* [PROBLEM TO SOLVE] Write out the listing below in full and exactly, leaving out every picture.

Dataset items
━━━━

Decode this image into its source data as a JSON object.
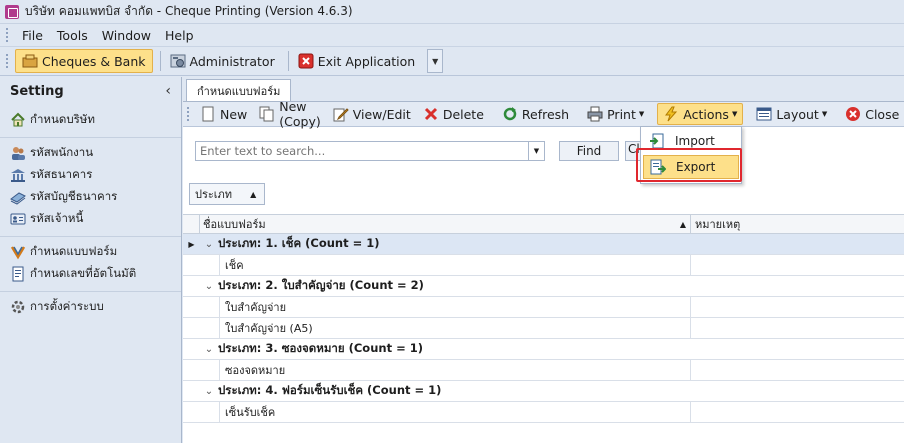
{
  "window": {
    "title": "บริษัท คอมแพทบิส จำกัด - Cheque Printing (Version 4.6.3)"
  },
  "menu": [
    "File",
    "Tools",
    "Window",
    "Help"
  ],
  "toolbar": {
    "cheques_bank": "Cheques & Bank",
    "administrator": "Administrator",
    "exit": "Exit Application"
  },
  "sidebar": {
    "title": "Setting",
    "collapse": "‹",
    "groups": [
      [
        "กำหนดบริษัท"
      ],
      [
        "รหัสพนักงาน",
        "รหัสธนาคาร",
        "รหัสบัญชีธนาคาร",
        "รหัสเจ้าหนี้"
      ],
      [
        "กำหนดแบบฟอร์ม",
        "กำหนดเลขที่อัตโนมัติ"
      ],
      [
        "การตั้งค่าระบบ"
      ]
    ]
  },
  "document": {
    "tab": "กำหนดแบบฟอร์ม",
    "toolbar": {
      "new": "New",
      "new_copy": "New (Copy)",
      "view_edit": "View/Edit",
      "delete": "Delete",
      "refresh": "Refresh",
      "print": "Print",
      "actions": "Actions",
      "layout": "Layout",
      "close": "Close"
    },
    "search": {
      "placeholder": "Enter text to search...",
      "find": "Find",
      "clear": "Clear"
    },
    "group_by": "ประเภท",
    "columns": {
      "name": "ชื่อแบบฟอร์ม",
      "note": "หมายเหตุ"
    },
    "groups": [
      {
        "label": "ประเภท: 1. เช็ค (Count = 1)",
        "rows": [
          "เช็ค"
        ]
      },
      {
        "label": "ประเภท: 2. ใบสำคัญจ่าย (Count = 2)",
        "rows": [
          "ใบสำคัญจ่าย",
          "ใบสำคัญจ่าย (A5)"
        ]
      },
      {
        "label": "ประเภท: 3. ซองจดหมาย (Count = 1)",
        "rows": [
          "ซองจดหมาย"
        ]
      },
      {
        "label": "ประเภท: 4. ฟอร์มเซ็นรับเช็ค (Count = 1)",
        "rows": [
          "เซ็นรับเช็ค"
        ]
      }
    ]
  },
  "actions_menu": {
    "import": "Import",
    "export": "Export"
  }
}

━━━━

* [SOLUTION FOR THIS TASK]
Decode this image into its source data as a JSON object.
{
  "window": {
    "title": "บริษัท คอมแพทบิส จำกัด - Cheque Printing (Version 4.6.3)"
  },
  "menu": [
    "File",
    "Tools",
    "Window",
    "Help"
  ],
  "toolbar": {
    "cheques_bank": "Cheques & Bank",
    "administrator": "Administrator",
    "exit": "Exit Application"
  },
  "sidebar": {
    "title": "Setting",
    "collapse": "‹",
    "groups": [
      [
        "กำหนดบริษัท"
      ],
      [
        "รหัสพนักงาน",
        "รหัสธนาคาร",
        "รหัสบัญชีธนาคาร",
        "รหัสเจ้าหนี้"
      ],
      [
        "กำหนดแบบฟอร์ม",
        "กำหนดเลขที่อัตโนมัติ"
      ],
      [
        "การตั้งค่าระบบ"
      ]
    ]
  },
  "document": {
    "tab": "กำหนดแบบฟอร์ม",
    "toolbar": {
      "new": "New",
      "new_copy": "New (Copy)",
      "view_edit": "View/Edit",
      "delete": "Delete",
      "refresh": "Refresh",
      "print": "Print",
      "actions": "Actions",
      "layout": "Layout",
      "close": "Close"
    },
    "search": {
      "placeholder": "Enter text to search...",
      "find": "Find",
      "clear": "Clear"
    },
    "group_by": "ประเภท",
    "columns": {
      "name": "ชื่อแบบฟอร์ม",
      "note": "หมายเหตุ"
    },
    "groups": [
      {
        "label": "ประเภท: 1. เช็ค (Count = 1)",
        "rows": [
          "เช็ค"
        ]
      },
      {
        "label": "ประเภท: 2. ใบสำคัญจ่าย (Count = 2)",
        "rows": [
          "ใบสำคัญจ่าย",
          "ใบสำคัญจ่าย (A5)"
        ]
      },
      {
        "label": "ประเภท: 3. ซองจดหมาย (Count = 1)",
        "rows": [
          "ซองจดหมาย"
        ]
      },
      {
        "label": "ประเภท: 4. ฟอร์มเซ็นรับเช็ค (Count = 1)",
        "rows": [
          "เซ็นรับเช็ค"
        ]
      }
    ]
  },
  "actions_menu": {
    "import": "Import",
    "export": "Export"
  }
}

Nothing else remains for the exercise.